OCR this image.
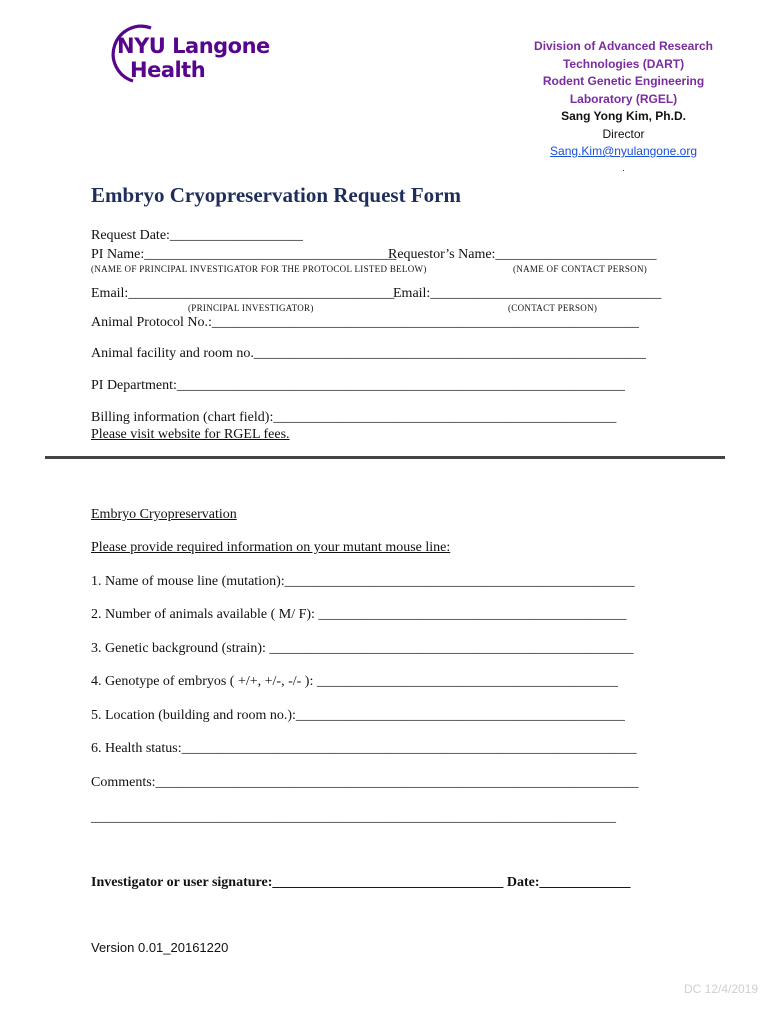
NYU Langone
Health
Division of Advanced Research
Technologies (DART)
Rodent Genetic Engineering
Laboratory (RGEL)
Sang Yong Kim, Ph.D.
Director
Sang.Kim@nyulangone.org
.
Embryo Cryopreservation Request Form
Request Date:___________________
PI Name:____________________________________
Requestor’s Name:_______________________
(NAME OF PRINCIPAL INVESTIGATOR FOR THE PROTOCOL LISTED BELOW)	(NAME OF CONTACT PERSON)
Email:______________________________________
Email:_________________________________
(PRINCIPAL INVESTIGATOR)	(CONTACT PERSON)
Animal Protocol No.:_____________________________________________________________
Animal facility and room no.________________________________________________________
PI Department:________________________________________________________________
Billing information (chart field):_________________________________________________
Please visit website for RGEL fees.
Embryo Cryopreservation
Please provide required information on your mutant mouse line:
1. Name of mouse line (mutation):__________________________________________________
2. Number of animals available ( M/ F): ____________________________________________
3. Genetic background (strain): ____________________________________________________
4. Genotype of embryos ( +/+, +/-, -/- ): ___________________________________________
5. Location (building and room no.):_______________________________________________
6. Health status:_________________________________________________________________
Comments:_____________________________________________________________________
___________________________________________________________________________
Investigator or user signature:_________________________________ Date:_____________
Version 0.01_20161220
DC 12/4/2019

*-*-*

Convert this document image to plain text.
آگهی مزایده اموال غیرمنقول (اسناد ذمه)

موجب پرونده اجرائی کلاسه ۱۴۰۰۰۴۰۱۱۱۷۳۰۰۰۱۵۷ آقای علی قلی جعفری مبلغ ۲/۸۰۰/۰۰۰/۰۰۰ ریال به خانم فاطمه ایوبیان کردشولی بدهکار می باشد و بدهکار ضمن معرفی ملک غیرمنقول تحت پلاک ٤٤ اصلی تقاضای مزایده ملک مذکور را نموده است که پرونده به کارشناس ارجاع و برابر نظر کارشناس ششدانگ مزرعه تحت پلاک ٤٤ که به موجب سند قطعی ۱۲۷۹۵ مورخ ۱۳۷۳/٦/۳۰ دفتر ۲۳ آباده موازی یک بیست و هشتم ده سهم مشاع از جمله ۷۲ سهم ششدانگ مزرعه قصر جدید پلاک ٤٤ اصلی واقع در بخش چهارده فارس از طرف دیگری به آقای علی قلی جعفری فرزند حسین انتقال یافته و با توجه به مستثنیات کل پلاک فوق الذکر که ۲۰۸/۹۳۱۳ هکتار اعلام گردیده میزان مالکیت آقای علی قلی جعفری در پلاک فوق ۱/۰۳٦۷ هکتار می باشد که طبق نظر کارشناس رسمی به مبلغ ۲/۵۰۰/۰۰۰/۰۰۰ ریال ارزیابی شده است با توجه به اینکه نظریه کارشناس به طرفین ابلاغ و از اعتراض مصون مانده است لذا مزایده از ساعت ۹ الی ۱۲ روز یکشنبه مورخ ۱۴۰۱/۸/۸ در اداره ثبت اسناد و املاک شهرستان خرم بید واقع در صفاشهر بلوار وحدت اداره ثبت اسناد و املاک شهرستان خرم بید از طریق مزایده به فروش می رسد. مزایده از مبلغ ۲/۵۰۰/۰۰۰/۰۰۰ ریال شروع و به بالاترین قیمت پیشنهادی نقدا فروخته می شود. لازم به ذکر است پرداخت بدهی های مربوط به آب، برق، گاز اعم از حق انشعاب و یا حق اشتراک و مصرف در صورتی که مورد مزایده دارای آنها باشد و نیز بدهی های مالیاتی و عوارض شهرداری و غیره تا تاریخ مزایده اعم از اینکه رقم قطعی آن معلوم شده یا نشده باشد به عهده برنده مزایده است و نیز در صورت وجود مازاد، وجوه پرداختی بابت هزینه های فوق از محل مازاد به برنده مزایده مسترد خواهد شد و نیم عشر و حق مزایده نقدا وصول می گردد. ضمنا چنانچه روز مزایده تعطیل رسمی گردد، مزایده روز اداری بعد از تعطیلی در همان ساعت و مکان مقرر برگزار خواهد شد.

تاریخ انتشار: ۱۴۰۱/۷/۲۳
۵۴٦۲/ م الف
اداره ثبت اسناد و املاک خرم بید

*-*-*

▸ Task: Show each line in the entries that holds the string "image".

▸ Response for this exercise:
OCR this image.
Convert this document image to plain text.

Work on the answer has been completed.